» The problem: Show, in full, each line of the data that contains "Created".
··· Dataset content
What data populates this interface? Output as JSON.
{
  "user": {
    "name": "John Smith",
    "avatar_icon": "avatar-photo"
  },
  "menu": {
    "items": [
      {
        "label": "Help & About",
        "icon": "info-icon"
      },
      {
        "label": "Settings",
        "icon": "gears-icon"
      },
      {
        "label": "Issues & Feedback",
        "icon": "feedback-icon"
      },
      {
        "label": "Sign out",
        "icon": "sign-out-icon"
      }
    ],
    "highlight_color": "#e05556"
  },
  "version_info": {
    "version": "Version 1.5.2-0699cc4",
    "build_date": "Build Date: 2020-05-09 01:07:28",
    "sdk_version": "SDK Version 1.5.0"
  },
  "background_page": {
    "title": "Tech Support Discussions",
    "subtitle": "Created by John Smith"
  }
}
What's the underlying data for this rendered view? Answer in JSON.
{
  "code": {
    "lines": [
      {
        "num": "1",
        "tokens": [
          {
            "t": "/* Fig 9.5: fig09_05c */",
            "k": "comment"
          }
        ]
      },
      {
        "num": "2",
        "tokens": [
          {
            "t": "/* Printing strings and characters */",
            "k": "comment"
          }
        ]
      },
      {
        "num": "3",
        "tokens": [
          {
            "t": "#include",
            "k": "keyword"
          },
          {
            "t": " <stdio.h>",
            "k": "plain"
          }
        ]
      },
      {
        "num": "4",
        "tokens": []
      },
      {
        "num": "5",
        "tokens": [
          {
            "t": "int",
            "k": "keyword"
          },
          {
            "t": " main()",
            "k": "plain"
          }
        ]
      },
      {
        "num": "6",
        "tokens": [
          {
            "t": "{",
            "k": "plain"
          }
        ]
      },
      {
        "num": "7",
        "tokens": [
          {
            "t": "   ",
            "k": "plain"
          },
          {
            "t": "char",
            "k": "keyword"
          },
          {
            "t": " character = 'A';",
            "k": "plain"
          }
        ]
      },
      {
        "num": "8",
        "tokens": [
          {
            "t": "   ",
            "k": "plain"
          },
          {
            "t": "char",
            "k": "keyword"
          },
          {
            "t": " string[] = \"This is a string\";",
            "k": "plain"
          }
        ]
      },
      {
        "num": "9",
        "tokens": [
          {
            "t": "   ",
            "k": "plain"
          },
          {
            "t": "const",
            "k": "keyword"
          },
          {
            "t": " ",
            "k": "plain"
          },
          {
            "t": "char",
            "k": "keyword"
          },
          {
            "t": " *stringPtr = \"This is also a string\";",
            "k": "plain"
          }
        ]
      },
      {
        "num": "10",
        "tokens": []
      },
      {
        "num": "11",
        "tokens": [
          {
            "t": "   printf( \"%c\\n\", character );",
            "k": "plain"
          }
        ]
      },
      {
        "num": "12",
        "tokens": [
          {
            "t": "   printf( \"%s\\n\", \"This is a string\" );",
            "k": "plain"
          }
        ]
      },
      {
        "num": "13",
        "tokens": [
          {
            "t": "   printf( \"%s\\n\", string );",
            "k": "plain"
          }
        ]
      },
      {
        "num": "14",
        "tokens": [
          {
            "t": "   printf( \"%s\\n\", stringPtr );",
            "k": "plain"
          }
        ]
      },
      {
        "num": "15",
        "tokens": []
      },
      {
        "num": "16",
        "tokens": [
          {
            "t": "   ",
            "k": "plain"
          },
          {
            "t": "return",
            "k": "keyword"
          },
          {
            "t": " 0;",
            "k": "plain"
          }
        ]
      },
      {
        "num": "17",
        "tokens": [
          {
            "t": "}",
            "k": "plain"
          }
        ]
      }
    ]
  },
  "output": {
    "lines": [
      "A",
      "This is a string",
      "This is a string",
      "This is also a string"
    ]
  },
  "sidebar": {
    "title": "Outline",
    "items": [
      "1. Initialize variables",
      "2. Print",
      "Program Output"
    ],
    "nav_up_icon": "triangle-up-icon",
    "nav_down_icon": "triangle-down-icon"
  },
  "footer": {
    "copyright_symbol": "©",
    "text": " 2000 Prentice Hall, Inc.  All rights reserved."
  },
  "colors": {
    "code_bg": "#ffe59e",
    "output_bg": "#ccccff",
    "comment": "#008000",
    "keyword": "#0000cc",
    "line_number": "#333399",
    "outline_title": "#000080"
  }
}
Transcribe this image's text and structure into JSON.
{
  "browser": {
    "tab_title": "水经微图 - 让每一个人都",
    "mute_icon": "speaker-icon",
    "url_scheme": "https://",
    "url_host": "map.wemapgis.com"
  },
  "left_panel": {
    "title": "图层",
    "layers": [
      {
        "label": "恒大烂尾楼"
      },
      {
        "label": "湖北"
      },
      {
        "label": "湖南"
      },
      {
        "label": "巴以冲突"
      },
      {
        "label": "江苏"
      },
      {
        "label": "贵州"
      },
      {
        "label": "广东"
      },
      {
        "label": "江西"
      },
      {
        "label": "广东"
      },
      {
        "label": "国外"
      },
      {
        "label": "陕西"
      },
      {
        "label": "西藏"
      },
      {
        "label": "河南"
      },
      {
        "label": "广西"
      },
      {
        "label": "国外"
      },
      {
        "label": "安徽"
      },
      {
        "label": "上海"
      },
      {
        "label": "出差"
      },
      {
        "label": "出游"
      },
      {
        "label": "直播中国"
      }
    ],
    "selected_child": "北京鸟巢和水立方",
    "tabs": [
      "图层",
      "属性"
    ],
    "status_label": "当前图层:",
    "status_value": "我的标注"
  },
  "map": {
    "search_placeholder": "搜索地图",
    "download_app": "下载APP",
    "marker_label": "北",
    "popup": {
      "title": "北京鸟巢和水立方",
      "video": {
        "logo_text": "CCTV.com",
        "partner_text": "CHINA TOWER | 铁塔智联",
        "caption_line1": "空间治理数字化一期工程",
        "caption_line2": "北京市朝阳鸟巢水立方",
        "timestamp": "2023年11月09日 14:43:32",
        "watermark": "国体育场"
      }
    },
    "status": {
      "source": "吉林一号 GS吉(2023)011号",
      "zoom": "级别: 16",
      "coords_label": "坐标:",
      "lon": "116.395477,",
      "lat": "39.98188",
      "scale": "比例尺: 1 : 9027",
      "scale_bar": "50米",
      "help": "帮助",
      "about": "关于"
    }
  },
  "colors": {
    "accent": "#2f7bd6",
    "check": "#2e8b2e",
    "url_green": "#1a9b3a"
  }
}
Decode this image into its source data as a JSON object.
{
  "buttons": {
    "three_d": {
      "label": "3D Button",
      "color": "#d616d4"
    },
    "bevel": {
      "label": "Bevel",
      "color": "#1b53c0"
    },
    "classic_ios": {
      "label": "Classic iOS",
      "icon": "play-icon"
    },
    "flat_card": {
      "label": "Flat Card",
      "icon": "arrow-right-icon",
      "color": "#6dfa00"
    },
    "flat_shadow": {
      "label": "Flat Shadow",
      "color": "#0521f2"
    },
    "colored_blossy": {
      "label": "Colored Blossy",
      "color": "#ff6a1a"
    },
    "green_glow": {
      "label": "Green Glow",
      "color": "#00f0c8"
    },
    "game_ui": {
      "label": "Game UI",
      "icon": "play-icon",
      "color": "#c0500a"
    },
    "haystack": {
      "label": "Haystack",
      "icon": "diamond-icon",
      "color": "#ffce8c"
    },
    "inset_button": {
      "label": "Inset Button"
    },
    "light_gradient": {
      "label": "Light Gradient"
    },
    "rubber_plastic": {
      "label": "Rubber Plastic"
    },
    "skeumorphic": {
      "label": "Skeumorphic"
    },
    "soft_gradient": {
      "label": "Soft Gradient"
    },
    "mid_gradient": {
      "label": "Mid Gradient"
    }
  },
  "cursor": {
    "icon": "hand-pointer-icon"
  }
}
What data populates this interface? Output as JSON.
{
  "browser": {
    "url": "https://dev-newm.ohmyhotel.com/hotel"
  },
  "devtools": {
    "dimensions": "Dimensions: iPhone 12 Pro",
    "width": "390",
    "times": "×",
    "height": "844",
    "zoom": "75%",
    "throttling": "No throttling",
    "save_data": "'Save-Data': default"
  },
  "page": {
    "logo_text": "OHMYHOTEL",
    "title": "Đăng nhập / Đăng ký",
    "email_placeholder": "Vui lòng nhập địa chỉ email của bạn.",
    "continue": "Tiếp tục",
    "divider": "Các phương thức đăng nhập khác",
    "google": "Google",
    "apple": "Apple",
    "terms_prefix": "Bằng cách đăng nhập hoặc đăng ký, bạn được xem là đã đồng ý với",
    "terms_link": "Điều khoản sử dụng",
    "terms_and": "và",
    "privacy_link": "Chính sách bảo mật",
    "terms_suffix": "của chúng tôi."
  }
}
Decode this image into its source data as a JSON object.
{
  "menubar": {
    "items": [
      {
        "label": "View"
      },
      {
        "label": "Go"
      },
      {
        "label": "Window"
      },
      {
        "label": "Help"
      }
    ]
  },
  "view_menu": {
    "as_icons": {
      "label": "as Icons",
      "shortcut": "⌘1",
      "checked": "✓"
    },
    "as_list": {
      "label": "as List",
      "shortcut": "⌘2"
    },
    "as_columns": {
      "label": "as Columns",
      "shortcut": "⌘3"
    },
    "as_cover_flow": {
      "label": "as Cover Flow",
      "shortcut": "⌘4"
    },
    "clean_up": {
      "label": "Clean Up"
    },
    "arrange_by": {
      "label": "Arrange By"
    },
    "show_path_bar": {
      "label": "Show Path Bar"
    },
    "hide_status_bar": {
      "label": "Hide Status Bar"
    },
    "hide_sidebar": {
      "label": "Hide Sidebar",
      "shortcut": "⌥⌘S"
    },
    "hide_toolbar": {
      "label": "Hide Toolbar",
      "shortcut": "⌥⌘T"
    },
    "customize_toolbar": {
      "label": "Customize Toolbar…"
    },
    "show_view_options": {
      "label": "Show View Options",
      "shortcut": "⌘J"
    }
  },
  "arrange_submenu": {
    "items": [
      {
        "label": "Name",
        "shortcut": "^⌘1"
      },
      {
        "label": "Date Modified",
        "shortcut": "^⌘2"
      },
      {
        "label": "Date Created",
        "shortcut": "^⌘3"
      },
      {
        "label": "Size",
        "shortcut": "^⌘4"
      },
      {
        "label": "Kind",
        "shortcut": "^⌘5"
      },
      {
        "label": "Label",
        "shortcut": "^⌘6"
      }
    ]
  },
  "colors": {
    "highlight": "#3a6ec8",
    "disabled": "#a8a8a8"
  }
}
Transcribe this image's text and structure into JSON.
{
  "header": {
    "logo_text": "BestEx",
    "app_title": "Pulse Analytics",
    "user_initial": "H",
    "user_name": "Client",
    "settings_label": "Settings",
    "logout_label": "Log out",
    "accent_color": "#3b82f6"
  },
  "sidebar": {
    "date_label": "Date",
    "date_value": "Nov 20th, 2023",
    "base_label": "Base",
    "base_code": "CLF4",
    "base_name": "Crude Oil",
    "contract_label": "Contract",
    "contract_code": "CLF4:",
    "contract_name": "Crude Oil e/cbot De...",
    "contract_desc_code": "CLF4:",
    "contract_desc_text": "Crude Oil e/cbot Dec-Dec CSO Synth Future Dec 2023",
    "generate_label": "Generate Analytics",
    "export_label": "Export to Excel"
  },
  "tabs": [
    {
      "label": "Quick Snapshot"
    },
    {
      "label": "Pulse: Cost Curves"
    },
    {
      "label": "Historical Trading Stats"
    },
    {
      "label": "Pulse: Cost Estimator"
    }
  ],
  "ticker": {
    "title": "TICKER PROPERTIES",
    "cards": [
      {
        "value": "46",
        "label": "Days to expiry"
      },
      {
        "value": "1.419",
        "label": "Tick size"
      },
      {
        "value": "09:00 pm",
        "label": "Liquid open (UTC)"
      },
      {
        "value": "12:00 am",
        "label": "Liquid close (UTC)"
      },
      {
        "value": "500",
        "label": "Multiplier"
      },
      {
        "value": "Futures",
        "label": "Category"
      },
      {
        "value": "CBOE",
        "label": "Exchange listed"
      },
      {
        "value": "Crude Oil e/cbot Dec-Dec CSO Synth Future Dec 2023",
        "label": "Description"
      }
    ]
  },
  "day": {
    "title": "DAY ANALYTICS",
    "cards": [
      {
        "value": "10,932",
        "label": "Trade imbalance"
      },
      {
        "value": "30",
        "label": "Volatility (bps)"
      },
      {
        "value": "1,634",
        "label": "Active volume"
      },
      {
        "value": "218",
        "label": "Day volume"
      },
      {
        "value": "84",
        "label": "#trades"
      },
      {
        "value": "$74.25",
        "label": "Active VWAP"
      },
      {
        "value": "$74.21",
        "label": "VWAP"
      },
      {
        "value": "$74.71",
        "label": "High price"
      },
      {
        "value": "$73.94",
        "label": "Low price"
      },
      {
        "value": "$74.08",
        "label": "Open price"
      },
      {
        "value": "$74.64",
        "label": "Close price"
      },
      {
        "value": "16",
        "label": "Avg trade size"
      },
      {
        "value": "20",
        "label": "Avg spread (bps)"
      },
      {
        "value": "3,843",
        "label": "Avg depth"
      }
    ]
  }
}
······
» Written answer:
    "subtitle": "Created by John Smith"
        "label": "Date Created",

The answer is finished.